**Consigne**
Poursuivez le compte rendu de la biographie de Charlotte Delbo, reproduit ci-dessous, à partir de sa dernière phrase.

**Texte affiché**
= = =

06 octobre 2016
L'Obs,
Avec Charlotte Delbo (1913-1985), il ne fallait pas chercher à avoir le dernier mot. Lorsqu'elle reçoit de son éditeur Jérôme Lindon les corrections de son livre "Aucun de nous ne reviendra", elle pique une colère et adresse au fondateur des Editions de Minuit une missive en forme de mise en demeure : « Je ne comprends pas pourquoi vous me marquez un tel mépris, ni comment vous l’osez. » On ne touche pas à la douleur des camps, qu’elle avait si bien exprimée dans son livre ! Au demeurant, cette longue, patiente, patiente, précise et indispensable biographie montre que Charlotte Delbo avait, dès l’origine, le caractère bien trempé. Quand le livre commence le 10 juin 1940, Charlotte est au chômage. Louis Jouvet, dont elle est la secrétaire à l’Athénée depuis 1937, a quitté Paris, événements obligent, pour Bordeaux. Désespérée, Charlotte se retrouve comme les autres sur les routes de France. Mais elle décide de rouvrir le théâtre, tandis que son mari, Georges, un militant communiste actif, se retrouve bientôt dans la ligne de mire des Allemands. Quand Jouvet l’invite à participer à la triomphale tournée que lui et sa compagnie doivent effectuer en Amérique du Sud, tous frais payés par Vichy, Charlotte décide de partir, par fidélité à cet artiste qu’elle respecte plus que tout. Mais les représailles allemandes aux coups de main de la Résistance sont terribles. Charlotte décide d’interrompre son voyage et rentre à Paris pour soutenir son mari. Elle sera arrêtée par la police française avec lui le 2 mars 1942. Georges est exécuté. Avec d’autres résistantes, Charlotte est envoyée à Auschwitz. Elle survivra pour témoigner.

= = =

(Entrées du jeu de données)
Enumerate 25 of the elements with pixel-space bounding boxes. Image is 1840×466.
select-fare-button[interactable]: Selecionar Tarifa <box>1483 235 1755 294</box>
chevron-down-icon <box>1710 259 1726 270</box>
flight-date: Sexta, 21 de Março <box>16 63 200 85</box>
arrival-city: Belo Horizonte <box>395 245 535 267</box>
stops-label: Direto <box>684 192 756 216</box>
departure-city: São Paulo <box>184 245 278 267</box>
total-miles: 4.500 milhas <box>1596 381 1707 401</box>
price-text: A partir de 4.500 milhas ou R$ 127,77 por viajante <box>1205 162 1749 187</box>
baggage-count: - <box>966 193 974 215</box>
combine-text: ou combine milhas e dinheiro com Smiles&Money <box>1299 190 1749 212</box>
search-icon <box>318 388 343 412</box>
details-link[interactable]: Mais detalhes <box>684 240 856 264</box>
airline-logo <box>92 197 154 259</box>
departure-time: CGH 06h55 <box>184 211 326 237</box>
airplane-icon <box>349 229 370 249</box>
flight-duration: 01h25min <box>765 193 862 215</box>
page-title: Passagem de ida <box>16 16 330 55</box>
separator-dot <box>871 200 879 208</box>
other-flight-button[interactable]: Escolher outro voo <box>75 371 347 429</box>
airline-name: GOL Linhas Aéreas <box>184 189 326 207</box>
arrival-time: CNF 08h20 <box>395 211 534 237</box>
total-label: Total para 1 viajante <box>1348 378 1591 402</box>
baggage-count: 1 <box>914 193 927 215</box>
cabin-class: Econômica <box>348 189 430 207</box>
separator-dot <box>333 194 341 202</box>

= = =

**Résultat attendu**
Si cette biographie est aussi remarquable, c’est sans doute que Ghislaine Dunant a pour Charlotte Delbo plus que de l’admiration. Une passion qui ne se dément jamais, même lorsque Charlotte, après la guerre, milite pour des causes improbables, et soutient la bande à Baader. A chaque page, Ghislaine Dunant trouve de nouvelles raisons d’aimer Charlotte Delbo, et de célébrer, au-delà de son parcours intellectuel si singulier, son « goût immodéré pour la vie ».